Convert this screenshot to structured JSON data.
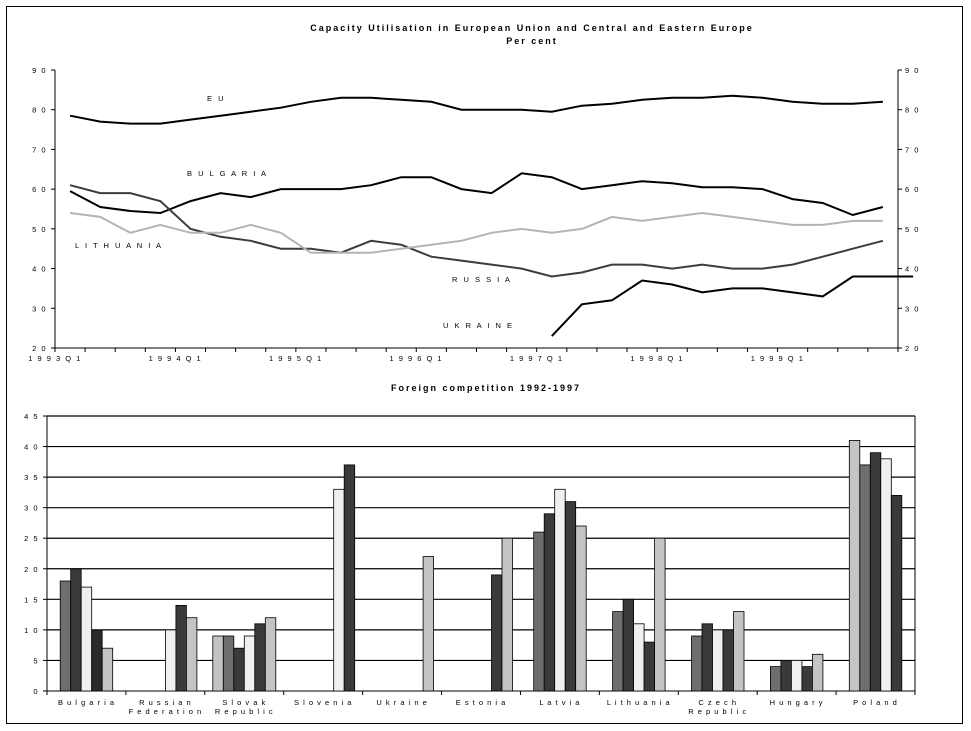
{
  "chart_data": [
    {
      "type": "line",
      "title": "Capacity Utilisation in European Union and Central and Eastern Europe",
      "subtitle": "Per cent",
      "ylim": [
        20,
        90
      ],
      "yticks": [
        "2 0",
        "3 0",
        "4 0",
        "5 0",
        "6 0",
        "7 0",
        "8 0",
        "9 0"
      ],
      "xticks": [
        "1 9 9 3 Q 1",
        "1 9 9 4 Q 1",
        "1 9 9 5 Q 1",
        "1 9 9 6 Q 1",
        "1 9 9 7 Q 1",
        "1 9 9 8 Q 1",
        "1 9 9 9 Q 1"
      ],
      "x_start": "1993Q1",
      "grid": false,
      "series": [
        {
          "name": "EU",
          "label": "E U",
          "color": "#000000",
          "width": 2,
          "start": 0,
          "values": [
            78.5,
            77,
            76.5,
            76.5,
            77.5,
            78.5,
            79.5,
            80.5,
            82,
            83,
            83,
            82.5,
            82,
            80,
            80,
            80,
            79.5,
            81,
            81.5,
            82.5,
            83,
            83,
            83.5,
            83,
            82,
            81.5,
            81.5,
            82
          ]
        },
        {
          "name": "BULGARIA",
          "label": "B U L G A R I A",
          "color": "#000000",
          "width": 2,
          "start": 0,
          "values": [
            59.5,
            55.5,
            54.5,
            54,
            57,
            59,
            58,
            60,
            60,
            60,
            61,
            63,
            63,
            60,
            59,
            64,
            63,
            60,
            61,
            62,
            61.5,
            60.5,
            60.5,
            60,
            57.5,
            56.5,
            53.5,
            55.5
          ]
        },
        {
          "name": "RUSSIA",
          "label": "R U S S I A",
          "color": "#3c3c3c",
          "width": 2,
          "start": 0,
          "values": [
            61,
            59,
            59,
            57,
            50,
            48,
            47,
            45,
            45,
            44,
            47,
            46,
            43,
            42,
            41,
            40,
            38,
            39,
            41,
            41,
            40,
            41,
            40,
            40,
            41,
            43,
            45,
            47
          ]
        },
        {
          "name": "LITHUANIA",
          "label": "L I T H U A N I A",
          "color": "#b4b4b4",
          "width": 2,
          "start": 0,
          "values": [
            54,
            53,
            49,
            51,
            49,
            49,
            51,
            49,
            44,
            44,
            44,
            45,
            46,
            47,
            49,
            50,
            49,
            50,
            53,
            52,
            53,
            54,
            53,
            52,
            51,
            51,
            52,
            52
          ]
        },
        {
          "name": "UKRAINE",
          "label": "U K R A I N E",
          "color": "#000000",
          "width": 2,
          "start": 16,
          "values": [
            23,
            31,
            32,
            37,
            36,
            34,
            35,
            35,
            34,
            33,
            38,
            38,
            38
          ]
        }
      ]
    },
    {
      "type": "bar",
      "title": "Foreign competition 1992-1997",
      "ylim": [
        0,
        45
      ],
      "yticks": [
        "0",
        "5",
        "1 0",
        "1 5",
        "2 0",
        "2 5",
        "3 0",
        "3 5",
        "4 0",
        "4 5"
      ],
      "grid": true,
      "categories": [
        {
          "label": [
            "B u l g a r i a"
          ],
          "bars": [
            {
              "v": 18,
              "c": "#6e6e6e"
            },
            {
              "v": 20,
              "c": "#3a3a3a"
            },
            {
              "v": 17,
              "c": "#f0f0f0"
            },
            {
              "v": 10,
              "c": "#2a2a2a"
            },
            {
              "v": 7,
              "c": "#c4c4c4"
            }
          ]
        },
        {
          "label": [
            "R u s s i a n",
            "F e d e r a t i o n"
          ],
          "bars": [
            {
              "v": 10,
              "c": "#f0f0f0"
            },
            {
              "v": 14,
              "c": "#3a3a3a"
            },
            {
              "v": 12,
              "c": "#c4c4c4"
            }
          ]
        },
        {
          "label": [
            "S l o v a k",
            "R e p u b l i c"
          ],
          "bars": [
            {
              "v": 9,
              "c": "#c4c4c4"
            },
            {
              "v": 9,
              "c": "#6e6e6e"
            },
            {
              "v": 7,
              "c": "#3a3a3a"
            },
            {
              "v": 9,
              "c": "#f0f0f0"
            },
            {
              "v": 11,
              "c": "#3a3a3a"
            },
            {
              "v": 12,
              "c": "#c4c4c4"
            }
          ]
        },
        {
          "label": [
            "S l o v e n i a"
          ],
          "bars": [
            {
              "v": 33,
              "c": "#f0f0f0"
            },
            {
              "v": 37,
              "c": "#3a3a3a"
            }
          ]
        },
        {
          "label": [
            "U k r a i n e"
          ],
          "bars": [
            {
              "v": 22,
              "c": "#c4c4c4"
            }
          ]
        },
        {
          "label": [
            "E s t o n i a"
          ],
          "bars": [
            {
              "v": 19,
              "c": "#3a3a3a"
            },
            {
              "v": 25,
              "c": "#c4c4c4"
            }
          ]
        },
        {
          "label": [
            "L a t v i a"
          ],
          "bars": [
            {
              "v": 26,
              "c": "#6e6e6e"
            },
            {
              "v": 29,
              "c": "#3a3a3a"
            },
            {
              "v": 33,
              "c": "#f0f0f0"
            },
            {
              "v": 31,
              "c": "#3a3a3a"
            },
            {
              "v": 27,
              "c": "#c4c4c4"
            }
          ]
        },
        {
          "label": [
            "L i t h u a n i a"
          ],
          "bars": [
            {
              "v": 13,
              "c": "#6e6e6e"
            },
            {
              "v": 15,
              "c": "#3a3a3a"
            },
            {
              "v": 11,
              "c": "#f0f0f0"
            },
            {
              "v": 8,
              "c": "#3a3a3a"
            },
            {
              "v": 25,
              "c": "#c4c4c4"
            }
          ]
        },
        {
          "label": [
            "C z e c h",
            "R e p u b l i c"
          ],
          "bars": [
            {
              "v": 9,
              "c": "#6e6e6e"
            },
            {
              "v": 11,
              "c": "#3a3a3a"
            },
            {
              "v": 10,
              "c": "#f0f0f0"
            },
            {
              "v": 10,
              "c": "#3a3a3a"
            },
            {
              "v": 13,
              "c": "#c4c4c4"
            }
          ]
        },
        {
          "label": [
            "H u n g a r y"
          ],
          "bars": [
            {
              "v": 4,
              "c": "#6e6e6e"
            },
            {
              "v": 5,
              "c": "#3a3a3a"
            },
            {
              "v": 5,
              "c": "#f0f0f0"
            },
            {
              "v": 4,
              "c": "#3a3a3a"
            },
            {
              "v": 6,
              "c": "#c4c4c4"
            }
          ]
        },
        {
          "label": [
            "P o l a n d"
          ],
          "bars": [
            {
              "v": 41,
              "c": "#c4c4c4"
            },
            {
              "v": 37,
              "c": "#6e6e6e"
            },
            {
              "v": 39,
              "c": "#3a3a3a"
            },
            {
              "v": 38,
              "c": "#f0f0f0"
            },
            {
              "v": 32,
              "c": "#3a3a3a"
            }
          ]
        }
      ]
    }
  ],
  "titles": {
    "line_title": "Capacity Utilisation in European Union and Central and Eastern Europe",
    "line_subtitle": "Per cent",
    "bar_title": "Foreign competition 1992-1997"
  }
}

[WHAT YOU HAVE TO DO]
State how many lines of the data include the word "competition", with nothing else.

[FINAL RESULT]
2